Each line containing the word "smacarthur" must be collected.

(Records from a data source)
☆ ☆ ☆ ☆

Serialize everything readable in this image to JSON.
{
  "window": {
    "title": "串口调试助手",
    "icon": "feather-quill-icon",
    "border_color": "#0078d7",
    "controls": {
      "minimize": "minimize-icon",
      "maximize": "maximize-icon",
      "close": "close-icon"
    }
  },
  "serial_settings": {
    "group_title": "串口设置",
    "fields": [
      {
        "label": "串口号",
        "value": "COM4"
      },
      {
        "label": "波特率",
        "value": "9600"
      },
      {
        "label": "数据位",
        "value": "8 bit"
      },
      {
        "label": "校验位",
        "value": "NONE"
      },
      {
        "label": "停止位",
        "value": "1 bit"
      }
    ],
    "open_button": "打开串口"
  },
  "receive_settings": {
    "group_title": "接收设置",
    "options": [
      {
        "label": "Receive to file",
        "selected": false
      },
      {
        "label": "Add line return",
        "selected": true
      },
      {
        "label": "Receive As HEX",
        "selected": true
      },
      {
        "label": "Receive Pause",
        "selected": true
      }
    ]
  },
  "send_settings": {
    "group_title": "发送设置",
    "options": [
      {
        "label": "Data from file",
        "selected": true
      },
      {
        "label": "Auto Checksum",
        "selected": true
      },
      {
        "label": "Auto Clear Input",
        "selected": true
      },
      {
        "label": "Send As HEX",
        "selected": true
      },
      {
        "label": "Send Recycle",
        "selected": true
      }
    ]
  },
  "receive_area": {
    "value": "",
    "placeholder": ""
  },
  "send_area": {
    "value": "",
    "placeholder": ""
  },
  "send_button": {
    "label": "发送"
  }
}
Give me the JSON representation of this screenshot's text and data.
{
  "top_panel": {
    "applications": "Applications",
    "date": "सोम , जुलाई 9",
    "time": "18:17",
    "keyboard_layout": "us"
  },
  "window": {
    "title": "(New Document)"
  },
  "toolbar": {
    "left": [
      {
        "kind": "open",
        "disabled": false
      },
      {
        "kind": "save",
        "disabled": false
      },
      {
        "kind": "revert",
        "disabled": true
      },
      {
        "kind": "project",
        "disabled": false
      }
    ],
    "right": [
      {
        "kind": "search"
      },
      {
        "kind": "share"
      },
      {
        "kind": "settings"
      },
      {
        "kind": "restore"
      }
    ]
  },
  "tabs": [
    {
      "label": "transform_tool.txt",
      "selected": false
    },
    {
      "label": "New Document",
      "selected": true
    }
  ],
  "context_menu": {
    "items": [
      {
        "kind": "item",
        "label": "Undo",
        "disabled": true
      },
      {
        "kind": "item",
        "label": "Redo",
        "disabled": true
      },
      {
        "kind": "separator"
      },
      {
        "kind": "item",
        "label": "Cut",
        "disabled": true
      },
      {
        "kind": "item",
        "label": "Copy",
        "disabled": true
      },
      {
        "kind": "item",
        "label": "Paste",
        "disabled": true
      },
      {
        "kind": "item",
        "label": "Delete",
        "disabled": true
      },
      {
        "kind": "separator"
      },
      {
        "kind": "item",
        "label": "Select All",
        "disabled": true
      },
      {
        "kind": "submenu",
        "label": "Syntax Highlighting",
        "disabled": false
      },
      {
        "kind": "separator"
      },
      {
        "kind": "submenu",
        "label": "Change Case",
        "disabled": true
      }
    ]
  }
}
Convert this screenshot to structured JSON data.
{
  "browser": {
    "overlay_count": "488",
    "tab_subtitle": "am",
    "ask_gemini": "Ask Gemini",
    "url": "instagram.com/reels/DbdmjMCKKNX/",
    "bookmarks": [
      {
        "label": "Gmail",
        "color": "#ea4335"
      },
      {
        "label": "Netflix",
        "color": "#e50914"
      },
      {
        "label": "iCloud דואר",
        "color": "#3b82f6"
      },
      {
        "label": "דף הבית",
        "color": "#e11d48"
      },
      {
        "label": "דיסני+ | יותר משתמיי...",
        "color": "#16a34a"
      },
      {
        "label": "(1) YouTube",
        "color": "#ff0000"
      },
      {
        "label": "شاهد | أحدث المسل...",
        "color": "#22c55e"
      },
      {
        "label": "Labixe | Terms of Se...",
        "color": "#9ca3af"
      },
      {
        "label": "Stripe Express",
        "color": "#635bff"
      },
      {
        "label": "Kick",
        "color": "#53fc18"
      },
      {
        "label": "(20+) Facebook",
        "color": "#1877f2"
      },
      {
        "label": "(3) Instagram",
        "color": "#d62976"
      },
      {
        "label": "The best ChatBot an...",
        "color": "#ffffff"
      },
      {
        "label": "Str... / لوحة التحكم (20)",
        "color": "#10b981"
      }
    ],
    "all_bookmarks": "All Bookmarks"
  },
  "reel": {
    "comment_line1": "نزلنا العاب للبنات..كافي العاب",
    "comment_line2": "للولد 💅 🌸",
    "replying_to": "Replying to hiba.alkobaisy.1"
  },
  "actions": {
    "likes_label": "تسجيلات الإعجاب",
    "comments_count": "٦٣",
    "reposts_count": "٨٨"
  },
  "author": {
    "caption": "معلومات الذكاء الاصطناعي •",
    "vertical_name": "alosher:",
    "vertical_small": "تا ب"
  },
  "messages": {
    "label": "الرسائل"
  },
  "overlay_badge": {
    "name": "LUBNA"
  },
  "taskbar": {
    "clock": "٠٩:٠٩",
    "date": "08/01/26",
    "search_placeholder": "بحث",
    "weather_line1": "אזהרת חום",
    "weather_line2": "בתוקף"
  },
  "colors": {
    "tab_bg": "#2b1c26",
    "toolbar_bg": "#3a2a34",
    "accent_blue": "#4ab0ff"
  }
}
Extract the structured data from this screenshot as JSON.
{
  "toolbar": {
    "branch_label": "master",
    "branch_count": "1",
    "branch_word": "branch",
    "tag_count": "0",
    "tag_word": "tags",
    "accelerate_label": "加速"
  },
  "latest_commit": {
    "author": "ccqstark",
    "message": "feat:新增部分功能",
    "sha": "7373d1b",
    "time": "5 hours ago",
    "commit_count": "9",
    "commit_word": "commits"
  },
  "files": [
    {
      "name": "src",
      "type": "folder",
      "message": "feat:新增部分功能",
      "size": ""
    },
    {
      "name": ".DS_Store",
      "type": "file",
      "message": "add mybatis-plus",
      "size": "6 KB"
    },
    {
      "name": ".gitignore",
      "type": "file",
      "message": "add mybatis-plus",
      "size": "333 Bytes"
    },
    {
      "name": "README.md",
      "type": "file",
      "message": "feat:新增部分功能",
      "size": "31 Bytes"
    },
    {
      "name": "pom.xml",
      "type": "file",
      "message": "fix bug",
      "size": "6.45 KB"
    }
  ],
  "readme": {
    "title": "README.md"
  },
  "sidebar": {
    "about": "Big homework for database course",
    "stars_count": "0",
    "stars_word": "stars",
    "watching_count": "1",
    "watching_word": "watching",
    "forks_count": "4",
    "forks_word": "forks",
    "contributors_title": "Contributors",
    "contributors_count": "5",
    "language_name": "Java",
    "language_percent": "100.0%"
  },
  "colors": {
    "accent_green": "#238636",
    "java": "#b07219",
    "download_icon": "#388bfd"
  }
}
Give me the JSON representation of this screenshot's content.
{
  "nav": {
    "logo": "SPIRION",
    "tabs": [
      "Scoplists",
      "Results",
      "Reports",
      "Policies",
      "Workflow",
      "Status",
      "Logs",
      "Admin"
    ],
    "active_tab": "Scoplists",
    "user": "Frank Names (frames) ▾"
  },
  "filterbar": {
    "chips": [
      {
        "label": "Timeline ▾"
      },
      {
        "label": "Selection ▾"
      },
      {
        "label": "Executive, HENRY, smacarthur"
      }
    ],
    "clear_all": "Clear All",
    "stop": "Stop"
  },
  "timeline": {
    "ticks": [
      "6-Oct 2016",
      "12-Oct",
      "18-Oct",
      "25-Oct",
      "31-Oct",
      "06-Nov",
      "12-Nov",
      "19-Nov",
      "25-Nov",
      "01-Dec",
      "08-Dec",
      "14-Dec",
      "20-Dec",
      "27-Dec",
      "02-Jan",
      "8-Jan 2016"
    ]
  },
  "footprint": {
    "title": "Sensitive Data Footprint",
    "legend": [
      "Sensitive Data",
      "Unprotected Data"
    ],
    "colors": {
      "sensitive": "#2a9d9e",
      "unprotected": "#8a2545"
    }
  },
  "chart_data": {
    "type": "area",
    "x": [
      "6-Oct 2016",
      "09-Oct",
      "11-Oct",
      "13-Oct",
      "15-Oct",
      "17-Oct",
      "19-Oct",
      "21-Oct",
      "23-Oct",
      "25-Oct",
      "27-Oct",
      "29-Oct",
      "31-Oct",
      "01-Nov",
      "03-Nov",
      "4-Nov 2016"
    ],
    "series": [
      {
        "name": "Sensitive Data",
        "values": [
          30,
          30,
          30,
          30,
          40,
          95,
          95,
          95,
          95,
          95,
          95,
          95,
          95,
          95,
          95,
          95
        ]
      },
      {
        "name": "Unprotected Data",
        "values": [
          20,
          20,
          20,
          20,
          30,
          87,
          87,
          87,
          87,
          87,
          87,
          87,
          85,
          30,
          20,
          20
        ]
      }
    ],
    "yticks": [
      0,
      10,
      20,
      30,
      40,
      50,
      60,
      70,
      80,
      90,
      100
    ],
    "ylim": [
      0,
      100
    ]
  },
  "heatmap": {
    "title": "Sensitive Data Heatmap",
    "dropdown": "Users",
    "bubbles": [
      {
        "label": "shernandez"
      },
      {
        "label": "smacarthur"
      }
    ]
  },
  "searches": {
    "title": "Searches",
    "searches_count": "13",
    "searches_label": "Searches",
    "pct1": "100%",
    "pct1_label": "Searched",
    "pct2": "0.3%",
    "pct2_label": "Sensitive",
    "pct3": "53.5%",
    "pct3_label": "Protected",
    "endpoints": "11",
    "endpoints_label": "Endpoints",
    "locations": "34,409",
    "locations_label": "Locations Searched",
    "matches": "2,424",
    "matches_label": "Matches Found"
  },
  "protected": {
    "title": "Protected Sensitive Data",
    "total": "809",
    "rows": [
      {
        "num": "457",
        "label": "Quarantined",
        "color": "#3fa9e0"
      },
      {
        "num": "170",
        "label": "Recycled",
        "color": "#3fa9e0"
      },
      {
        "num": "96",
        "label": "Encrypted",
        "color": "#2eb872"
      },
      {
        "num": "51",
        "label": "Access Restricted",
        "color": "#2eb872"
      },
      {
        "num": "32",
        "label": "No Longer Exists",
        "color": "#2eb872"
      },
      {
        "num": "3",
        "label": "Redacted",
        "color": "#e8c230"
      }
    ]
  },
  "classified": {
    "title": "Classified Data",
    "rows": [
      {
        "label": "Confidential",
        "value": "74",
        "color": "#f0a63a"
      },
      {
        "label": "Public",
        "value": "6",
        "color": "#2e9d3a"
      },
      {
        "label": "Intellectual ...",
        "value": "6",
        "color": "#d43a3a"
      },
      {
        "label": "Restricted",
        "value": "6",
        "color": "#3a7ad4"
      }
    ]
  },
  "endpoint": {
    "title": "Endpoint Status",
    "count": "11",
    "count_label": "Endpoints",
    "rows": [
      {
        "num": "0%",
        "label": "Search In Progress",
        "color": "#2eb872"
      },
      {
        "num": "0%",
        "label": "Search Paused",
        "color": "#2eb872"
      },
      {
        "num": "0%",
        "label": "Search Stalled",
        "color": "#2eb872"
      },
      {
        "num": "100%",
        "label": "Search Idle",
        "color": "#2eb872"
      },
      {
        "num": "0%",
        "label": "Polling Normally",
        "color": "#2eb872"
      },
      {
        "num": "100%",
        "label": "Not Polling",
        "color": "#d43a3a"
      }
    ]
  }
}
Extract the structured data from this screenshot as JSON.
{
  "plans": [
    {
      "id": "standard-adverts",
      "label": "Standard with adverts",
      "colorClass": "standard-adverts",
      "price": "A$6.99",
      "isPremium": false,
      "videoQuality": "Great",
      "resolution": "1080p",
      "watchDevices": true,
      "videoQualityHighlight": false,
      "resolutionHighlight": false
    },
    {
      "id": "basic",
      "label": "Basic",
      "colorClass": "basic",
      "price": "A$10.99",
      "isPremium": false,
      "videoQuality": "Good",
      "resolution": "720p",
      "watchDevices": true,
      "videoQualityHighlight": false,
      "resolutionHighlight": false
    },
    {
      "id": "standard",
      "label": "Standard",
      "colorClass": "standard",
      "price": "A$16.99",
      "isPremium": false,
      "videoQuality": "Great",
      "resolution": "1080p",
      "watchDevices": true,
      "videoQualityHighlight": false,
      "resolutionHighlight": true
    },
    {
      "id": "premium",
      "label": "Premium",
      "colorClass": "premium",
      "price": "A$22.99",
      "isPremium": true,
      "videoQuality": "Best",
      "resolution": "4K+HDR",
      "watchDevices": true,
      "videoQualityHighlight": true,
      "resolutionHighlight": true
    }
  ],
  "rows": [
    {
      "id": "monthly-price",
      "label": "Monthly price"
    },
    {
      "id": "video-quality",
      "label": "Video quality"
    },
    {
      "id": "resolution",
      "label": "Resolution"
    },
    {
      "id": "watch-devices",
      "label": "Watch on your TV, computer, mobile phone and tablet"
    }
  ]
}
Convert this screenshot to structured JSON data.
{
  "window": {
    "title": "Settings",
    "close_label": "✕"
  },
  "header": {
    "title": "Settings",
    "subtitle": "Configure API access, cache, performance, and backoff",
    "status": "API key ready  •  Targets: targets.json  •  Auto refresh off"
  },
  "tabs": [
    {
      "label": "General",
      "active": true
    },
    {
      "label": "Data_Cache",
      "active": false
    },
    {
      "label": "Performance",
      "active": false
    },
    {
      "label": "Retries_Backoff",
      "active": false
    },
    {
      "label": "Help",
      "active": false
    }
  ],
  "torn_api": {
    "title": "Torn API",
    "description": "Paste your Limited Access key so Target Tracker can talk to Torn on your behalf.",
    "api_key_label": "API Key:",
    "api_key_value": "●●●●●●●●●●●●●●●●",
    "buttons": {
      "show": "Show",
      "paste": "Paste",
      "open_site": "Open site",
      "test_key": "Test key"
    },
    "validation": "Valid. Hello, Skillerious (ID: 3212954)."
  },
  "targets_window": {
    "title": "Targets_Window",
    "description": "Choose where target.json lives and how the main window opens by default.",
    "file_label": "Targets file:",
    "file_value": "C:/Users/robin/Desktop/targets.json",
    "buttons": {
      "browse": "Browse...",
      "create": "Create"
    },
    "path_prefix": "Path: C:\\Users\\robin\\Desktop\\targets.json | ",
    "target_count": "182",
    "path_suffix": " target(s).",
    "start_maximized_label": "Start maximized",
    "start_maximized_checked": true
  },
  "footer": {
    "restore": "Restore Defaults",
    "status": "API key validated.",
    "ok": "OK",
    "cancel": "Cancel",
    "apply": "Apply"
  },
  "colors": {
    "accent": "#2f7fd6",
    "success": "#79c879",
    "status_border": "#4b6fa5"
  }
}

☆ ☆ ☆ ☆

### Result below
        "label": "Executive, HENRY, smacarthur"
        "label": "smacarthur"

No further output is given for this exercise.